(Saved entries)

%%

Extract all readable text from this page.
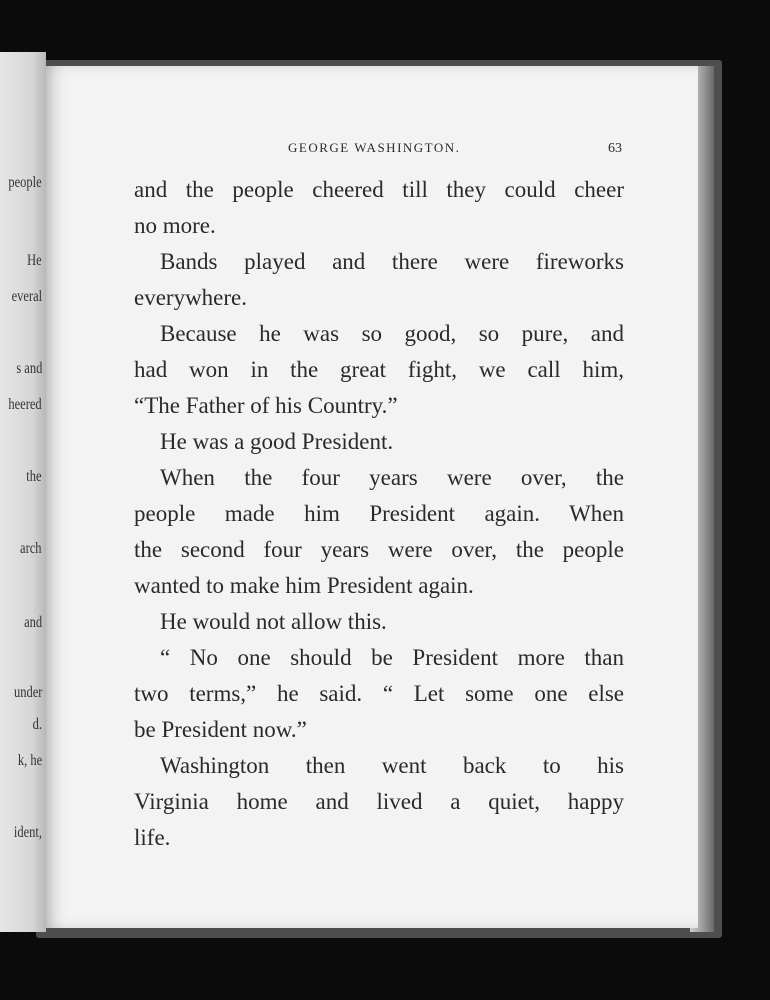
people

He

everal

s and

heered

the

arch

and

under

d.

k, he

ident,

GEORGE WASHINGTON.	63
and the people cheered till they could cheer
no more.
Bands played and there were fireworks
everywhere.
Because he was so good, so pure, and
had won in the great fight, we call him,
“The Father of his Country.”
He was a good President.
When the four years were over, the
people made him President again. When
the second four years were over, the people
wanted to make him President again.
He would not allow this.
“ No one should be President more than
two terms,” he said. “ Let some one else
be President now.”
Washington then went back to his
Virginia home and lived a quiet, happy
life.
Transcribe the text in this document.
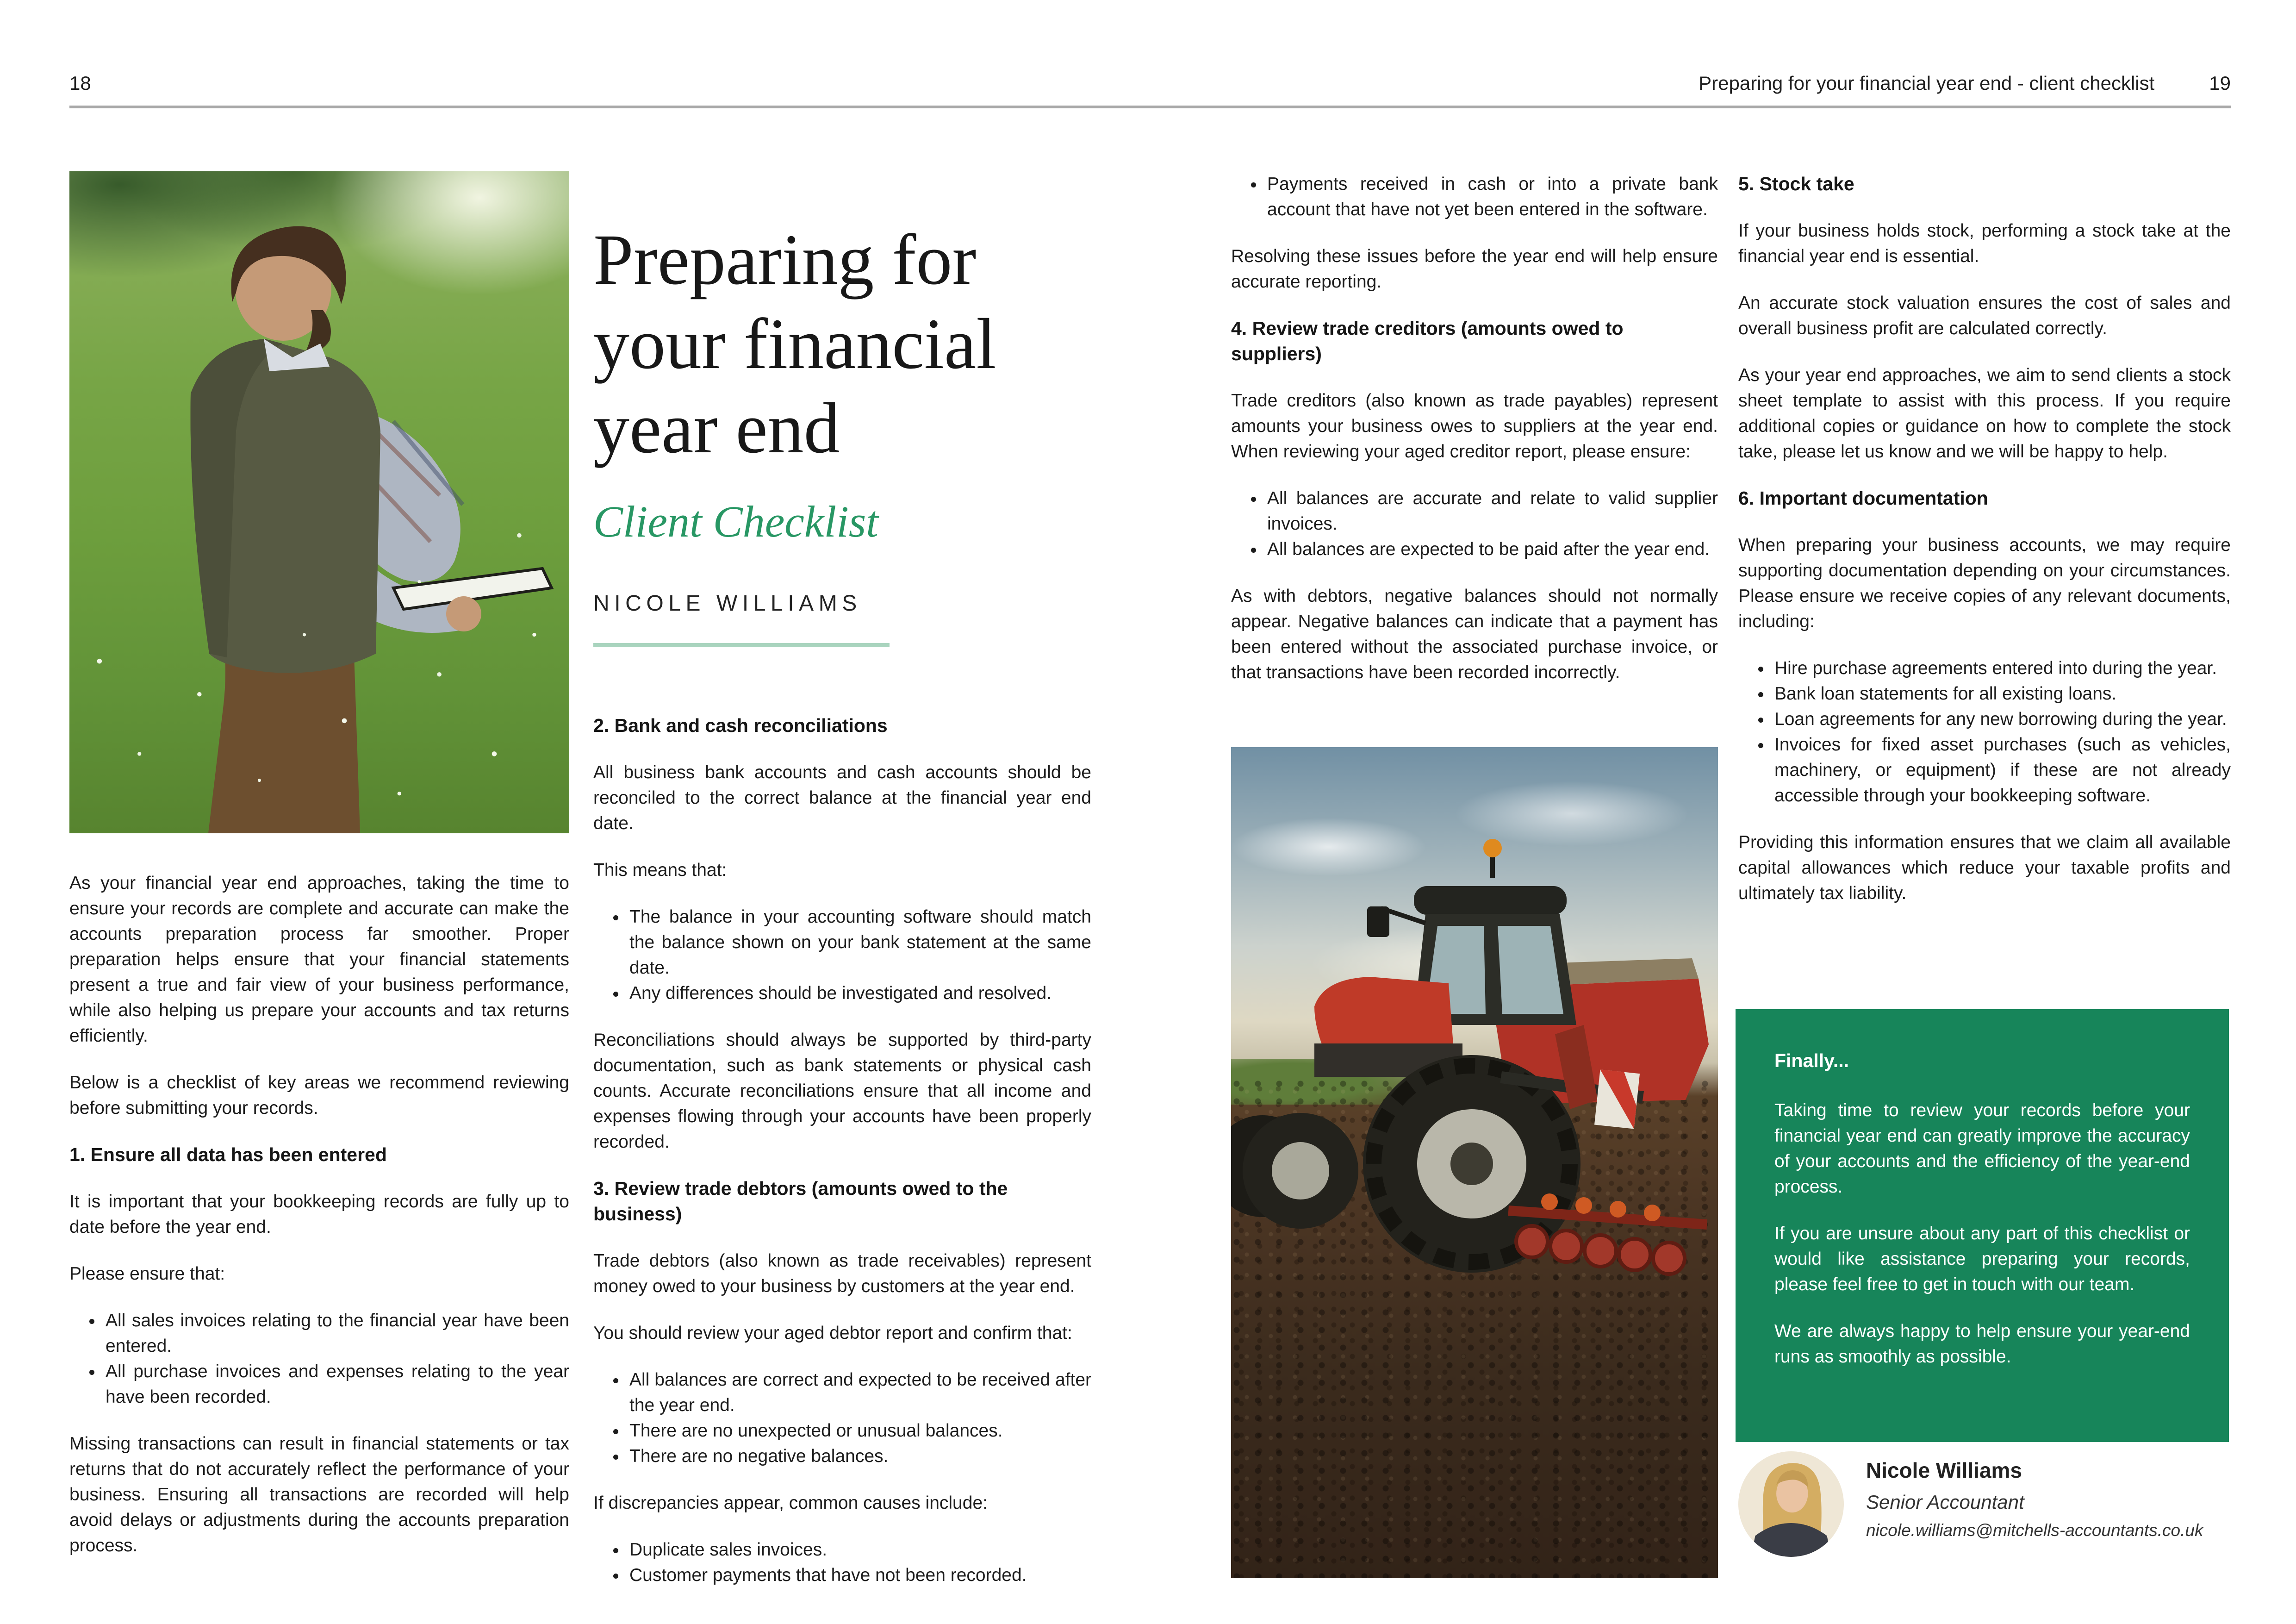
18	Preparing for your financial year end - client checklist	19
Preparing for
your financial
year end
Client Checklist
NICOLE WILLIAMS

As your financial year end approaches, taking the time to ensure your records are complete and accurate can make the accounts preparation process far smoother. Proper preparation helps ensure that your financial statements present a true and fair view of your business performance, while also helping us prepare your accounts and tax returns efficiently.

Below is a checklist of key areas we recommend reviewing before submitting your records.

1. Ensure all data has been entered

It is important that your bookkeeping records are fully up to date before the year end.

Please ensure that:

• All sales invoices relating to the financial year have been entered.
• All purchase invoices and expenses relating to the year have been recorded.

Missing transactions can result in financial statements or tax returns that do not accurately reflect the performance of your business. Ensuring all transactions are recorded will help avoid delays or adjustments during the accounts preparation process.

2. Bank and cash reconciliations

All business bank accounts and cash accounts should be reconciled to the correct balance at the financial year end date.

This means that:

• The balance in your accounting software should match the balance shown on your bank statement at the same date.
• Any differences should be investigated and resolved.

Reconciliations should always be supported by third-party documentation, such as bank statements or physical cash counts. Accurate reconciliations ensure that all income and expenses flowing through your accounts have been properly recorded.

3. Review trade debtors (amounts owed to the business)

Trade debtors (also known as trade receivables) represent money owed to your business by customers at the year end.

You should review your aged debtor report and confirm that:

• All balances are correct and expected to be received after the year end.
• There are no unexpected or unusual balances.
• There are no negative balances.

If discrepancies appear, common causes include:

• Duplicate sales invoices.
• Customer payments that have not been recorded.
• Payments received in cash or into a private bank account that have not yet been entered in the software.

Resolving these issues before the year end will help ensure accurate reporting.

4. Review trade creditors (amounts owed to suppliers)

Trade creditors (also known as trade payables) represent amounts your business owes to suppliers at the year end. When reviewing your aged creditor report, please ensure:

• All balances are accurate and relate to valid supplier invoices.
• All balances are expected to be paid after the year end.

As with debtors, negative balances should not normally appear. Negative balances can indicate that a payment has been entered without the associated purchase invoice, or that transactions have been recorded incorrectly.

5. Stock take

If your business holds stock, performing a stock take at the financial year end is essential.

An accurate stock valuation ensures the cost of sales and overall business profit are calculated correctly.

As your year end approaches, we aim to send clients a stock sheet template to assist with this process. If you require additional copies or guidance on how to complete the stock take, please let us know and we will be happy to help.

6. Important documentation

When preparing your business accounts, we may require supporting documentation depending on your circumstances. Please ensure we receive copies of any relevant documents, including:

• Hire purchase agreements entered into during the year.
• Bank loan statements for all existing loans.
• Loan agreements for any new borrowing during the year.
• Invoices for fixed asset purchases (such as vehicles, machinery, or equipment) if these are not already accessible through your bookkeeping software.

Providing this information ensures that we claim all available capital allowances which reduce your taxable profits and ultimately tax liability.

Finally...

Taking time to review your records before your financial year end can greatly improve the accuracy of your accounts and the efficiency of the year-end process.

If you are unsure about any part of this checklist or would like assistance preparing your records, please feel free to get in touch with our team.

We are always happy to help ensure your year-end runs as smoothly as possible.

Nicole Williams
Senior Accountant
nicole.williams@mitchells-accountants.co.uk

%%

### [PROBLEM REQUIREMENTS]
Retype all of the entries exactly as written, leaving out any images.

### [OUTPUT FOR THIS TASK]
Extract all readable text from this page.
people

He

everal

s and

heered

the

arch

and

under

d.

k, he

ident,

GEORGE WASHINGTON.	63
and the people cheered till they could cheer
no more.
Bands played and there were fireworks
everywhere.
Because he was so good, so pure, and
had won in the great fight, we call him,
“The Father of his Country.”
He was a good President.
When the four years were over, the
people made him President again. When
the second four years were over, the people
wanted to make him President again.
He would not allow this.
“ No one should be President more than
two terms,” he said. “ Let some one else
be President now.”
Washington then went back to his
Virginia home and lived a quiet, happy
life.
Transcribe the text in this document.
18	Preparing for your financial year end - client checklist	19
Preparing for
your financial
year end
Client Checklist
NICOLE WILLIAMS

As your financial year end approaches, taking the time to ensure your records are complete and accurate can make the accounts preparation process far smoother. Proper preparation helps ensure that your financial statements present a true and fair view of your business performance, while also helping us prepare your accounts and tax returns efficiently.

Below is a checklist of key areas we recommend reviewing before submitting your records.

1. Ensure all data has been entered

It is important that your bookkeeping records are fully up to date before the year end.

Please ensure that:

• All sales invoices relating to the financial year have been entered.
• All purchase invoices and expenses relating to the year have been recorded.

Missing transactions can result in financial statements or tax returns that do not accurately reflect the performance of your business. Ensuring all transactions are recorded will help avoid delays or adjustments during the accounts preparation process.

2. Bank and cash reconciliations

All business bank accounts and cash accounts should be reconciled to the correct balance at the financial year end date.

This means that:

• The balance in your accounting software should match the balance shown on your bank statement at the same date.
• Any differences should be investigated and resolved.

Reconciliations should always be supported by third-party documentation, such as bank statements or physical cash counts. Accurate reconciliations ensure that all income and expenses flowing through your accounts have been properly recorded.

3. Review trade debtors (amounts owed to the business)

Trade debtors (also known as trade receivables) represent money owed to your business by customers at the year end.

You should review your aged debtor report and confirm that:

• All balances are correct and expected to be received after the year end.
• There are no unexpected or unusual balances.
• There are no negative balances.

If discrepancies appear, common causes include:

• Duplicate sales invoices.
• Customer payments that have not been recorded.
• Payments received in cash or into a private bank account that have not yet been entered in the software.

Resolving these issues before the year end will help ensure accurate reporting.

4. Review trade creditors (amounts owed to suppliers)

Trade creditors (also known as trade payables) represent amounts your business owes to suppliers at the year end. When reviewing your aged creditor report, please ensure:

• All balances are accurate and relate to valid supplier invoices.
• All balances are expected to be paid after the year end.

As with debtors, negative balances should not normally appear. Negative balances can indicate that a payment has been entered without the associated purchase invoice, or that transactions have been recorded incorrectly.

5. Stock take

If your business holds stock, performing a stock take at the financial year end is essential.

An accurate stock valuation ensures the cost of sales and overall business profit are calculated correctly.

As your year end approaches, we aim to send clients a stock sheet template to assist with this process. If you require additional copies or guidance on how to complete the stock take, please let us know and we will be happy to help.

6. Important documentation

When preparing your business accounts, we may require supporting documentation depending on your circumstances. Please ensure we receive copies of any relevant documents, including:

• Hire purchase agreements entered into during the year.
• Bank loan statements for all existing loans.
• Loan agreements for any new borrowing during the year.
• Invoices for fixed asset purchases (such as vehicles, machinery, or equipment) if these are not already accessible through your bookkeeping software.

Providing this information ensures that we claim all available capital allowances which reduce your taxable profits and ultimately tax liability.

Finally...

Taking time to review your records before your financial year end can greatly improve the accuracy of your accounts and the efficiency of the year-end process.

If you are unsure about any part of this checklist or would like assistance preparing your records, please feel free to get in touch with our team.

We are always happy to help ensure your year-end runs as smoothly as possible.

Nicole Williams
Senior Accountant
nicole.williams@mitchells-accountants.co.uk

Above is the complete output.